▸ DO THIS:
Identify the lines that contain the string "release" and copy all of them.

▸ THE RECORDS:
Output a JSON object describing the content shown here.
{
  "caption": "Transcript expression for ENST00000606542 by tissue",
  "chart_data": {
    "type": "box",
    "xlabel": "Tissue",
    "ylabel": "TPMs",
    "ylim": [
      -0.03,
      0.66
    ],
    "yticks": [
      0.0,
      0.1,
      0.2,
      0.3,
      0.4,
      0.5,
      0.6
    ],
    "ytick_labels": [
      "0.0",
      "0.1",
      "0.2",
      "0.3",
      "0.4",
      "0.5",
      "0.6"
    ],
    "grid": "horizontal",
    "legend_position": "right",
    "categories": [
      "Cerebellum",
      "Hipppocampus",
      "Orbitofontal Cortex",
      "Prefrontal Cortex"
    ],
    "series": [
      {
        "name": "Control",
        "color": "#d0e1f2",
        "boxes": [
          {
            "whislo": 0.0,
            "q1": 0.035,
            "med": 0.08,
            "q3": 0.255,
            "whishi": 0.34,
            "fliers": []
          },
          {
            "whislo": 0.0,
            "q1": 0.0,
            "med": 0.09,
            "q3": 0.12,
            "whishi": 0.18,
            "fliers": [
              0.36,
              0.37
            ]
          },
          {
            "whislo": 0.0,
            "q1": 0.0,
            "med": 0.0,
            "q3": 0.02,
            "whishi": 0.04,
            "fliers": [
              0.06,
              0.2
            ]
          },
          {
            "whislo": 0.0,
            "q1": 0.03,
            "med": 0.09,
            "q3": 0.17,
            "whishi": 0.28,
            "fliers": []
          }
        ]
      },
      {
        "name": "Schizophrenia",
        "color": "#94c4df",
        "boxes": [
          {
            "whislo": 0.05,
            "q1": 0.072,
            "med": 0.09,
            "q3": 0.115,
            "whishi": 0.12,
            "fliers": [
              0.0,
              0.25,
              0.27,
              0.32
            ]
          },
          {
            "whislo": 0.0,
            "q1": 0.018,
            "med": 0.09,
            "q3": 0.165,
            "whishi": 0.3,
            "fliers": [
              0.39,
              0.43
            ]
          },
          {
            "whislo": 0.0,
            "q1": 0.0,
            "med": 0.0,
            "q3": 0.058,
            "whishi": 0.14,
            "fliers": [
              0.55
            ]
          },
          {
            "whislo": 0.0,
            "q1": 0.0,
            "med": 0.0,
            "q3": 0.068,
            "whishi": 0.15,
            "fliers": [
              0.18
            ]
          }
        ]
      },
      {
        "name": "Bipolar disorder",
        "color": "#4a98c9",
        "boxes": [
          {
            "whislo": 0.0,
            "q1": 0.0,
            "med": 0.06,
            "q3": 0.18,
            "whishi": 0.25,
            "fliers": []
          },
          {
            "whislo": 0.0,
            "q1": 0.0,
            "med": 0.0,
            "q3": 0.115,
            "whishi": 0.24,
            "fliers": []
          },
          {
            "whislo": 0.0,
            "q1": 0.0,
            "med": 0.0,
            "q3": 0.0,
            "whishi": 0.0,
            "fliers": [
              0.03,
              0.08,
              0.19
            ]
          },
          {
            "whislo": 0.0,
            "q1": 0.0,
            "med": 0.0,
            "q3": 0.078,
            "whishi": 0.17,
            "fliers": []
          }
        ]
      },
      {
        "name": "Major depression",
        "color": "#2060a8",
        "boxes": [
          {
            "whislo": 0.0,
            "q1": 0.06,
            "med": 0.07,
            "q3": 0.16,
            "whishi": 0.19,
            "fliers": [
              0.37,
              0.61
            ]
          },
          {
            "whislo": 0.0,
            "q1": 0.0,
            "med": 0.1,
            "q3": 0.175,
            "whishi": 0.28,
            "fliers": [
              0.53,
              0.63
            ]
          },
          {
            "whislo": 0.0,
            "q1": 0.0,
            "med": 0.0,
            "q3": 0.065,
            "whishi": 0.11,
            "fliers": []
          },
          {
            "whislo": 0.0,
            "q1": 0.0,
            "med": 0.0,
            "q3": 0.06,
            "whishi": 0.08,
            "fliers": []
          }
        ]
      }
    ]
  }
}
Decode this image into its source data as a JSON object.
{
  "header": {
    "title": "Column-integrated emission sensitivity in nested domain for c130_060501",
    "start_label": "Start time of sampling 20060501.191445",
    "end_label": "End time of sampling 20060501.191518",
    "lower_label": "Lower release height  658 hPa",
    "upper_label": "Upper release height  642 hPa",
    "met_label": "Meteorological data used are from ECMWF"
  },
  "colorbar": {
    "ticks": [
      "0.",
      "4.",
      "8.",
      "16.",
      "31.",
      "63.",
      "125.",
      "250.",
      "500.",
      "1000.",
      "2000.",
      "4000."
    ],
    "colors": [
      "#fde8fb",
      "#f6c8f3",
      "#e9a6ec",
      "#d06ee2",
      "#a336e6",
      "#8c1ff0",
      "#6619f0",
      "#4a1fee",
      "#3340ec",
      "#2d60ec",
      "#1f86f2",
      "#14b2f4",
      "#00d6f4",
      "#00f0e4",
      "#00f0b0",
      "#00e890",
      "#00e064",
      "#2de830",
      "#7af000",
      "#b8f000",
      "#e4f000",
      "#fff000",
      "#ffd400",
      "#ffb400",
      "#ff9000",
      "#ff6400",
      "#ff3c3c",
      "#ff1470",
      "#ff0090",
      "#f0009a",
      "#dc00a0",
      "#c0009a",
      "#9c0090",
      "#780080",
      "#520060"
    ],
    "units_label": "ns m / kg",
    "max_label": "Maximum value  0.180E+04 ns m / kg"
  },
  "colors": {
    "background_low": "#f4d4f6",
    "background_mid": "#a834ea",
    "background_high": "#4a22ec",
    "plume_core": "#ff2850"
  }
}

▸ THE OUTPUT:
    "lower_label": "Lower release height  658 hPa",
    "upper_label": "Upper release height  642 hPa",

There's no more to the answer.